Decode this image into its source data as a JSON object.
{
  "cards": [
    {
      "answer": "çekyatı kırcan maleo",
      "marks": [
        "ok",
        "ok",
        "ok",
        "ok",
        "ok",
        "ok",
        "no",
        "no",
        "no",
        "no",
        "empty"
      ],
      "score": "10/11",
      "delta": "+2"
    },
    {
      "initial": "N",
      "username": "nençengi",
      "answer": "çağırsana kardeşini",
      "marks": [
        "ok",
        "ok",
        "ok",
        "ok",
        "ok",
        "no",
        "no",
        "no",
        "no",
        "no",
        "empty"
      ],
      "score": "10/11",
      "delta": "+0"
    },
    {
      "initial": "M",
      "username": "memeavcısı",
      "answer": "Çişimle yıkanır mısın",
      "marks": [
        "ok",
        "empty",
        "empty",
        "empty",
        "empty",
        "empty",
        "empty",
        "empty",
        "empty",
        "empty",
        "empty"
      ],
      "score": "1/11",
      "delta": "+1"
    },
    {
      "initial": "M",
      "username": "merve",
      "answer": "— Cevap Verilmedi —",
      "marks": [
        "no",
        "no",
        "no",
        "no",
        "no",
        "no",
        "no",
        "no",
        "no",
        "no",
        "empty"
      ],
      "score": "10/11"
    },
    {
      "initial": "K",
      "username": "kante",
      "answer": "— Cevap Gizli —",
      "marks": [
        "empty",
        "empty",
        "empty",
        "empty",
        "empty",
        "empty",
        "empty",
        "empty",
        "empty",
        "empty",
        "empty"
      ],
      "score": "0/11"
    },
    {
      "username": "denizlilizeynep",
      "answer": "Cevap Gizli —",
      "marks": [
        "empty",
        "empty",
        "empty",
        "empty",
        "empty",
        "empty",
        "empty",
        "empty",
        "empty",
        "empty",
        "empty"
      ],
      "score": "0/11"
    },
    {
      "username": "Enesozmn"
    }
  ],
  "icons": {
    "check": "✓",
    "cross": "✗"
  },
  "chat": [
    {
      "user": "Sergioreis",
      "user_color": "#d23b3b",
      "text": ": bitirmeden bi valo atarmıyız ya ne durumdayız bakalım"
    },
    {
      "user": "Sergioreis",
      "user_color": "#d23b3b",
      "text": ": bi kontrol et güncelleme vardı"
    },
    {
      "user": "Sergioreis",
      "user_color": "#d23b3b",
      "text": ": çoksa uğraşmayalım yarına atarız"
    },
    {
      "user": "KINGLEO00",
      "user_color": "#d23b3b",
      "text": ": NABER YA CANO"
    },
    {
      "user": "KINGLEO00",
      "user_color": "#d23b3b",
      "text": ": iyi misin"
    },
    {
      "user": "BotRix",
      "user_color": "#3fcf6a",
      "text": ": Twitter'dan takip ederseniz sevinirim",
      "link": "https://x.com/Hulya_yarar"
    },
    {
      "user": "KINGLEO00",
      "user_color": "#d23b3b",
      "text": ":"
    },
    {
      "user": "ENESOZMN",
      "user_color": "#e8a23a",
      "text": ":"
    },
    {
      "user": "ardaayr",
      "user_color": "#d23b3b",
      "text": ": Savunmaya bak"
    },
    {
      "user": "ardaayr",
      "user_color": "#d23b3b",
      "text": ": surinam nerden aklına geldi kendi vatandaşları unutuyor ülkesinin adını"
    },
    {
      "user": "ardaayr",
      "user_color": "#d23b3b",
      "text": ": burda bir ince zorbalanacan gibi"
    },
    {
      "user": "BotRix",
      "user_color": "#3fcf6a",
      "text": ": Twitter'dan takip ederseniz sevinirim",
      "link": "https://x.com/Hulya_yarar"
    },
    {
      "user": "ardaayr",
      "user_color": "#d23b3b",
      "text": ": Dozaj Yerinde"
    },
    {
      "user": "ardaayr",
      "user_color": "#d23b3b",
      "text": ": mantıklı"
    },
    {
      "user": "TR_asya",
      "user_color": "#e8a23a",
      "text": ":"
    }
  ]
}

= = = =

PROBLEM: Count the lines in the entries that hold the word "initial", and give nothing but the total.

RESPONSE TO THIS TASK: 4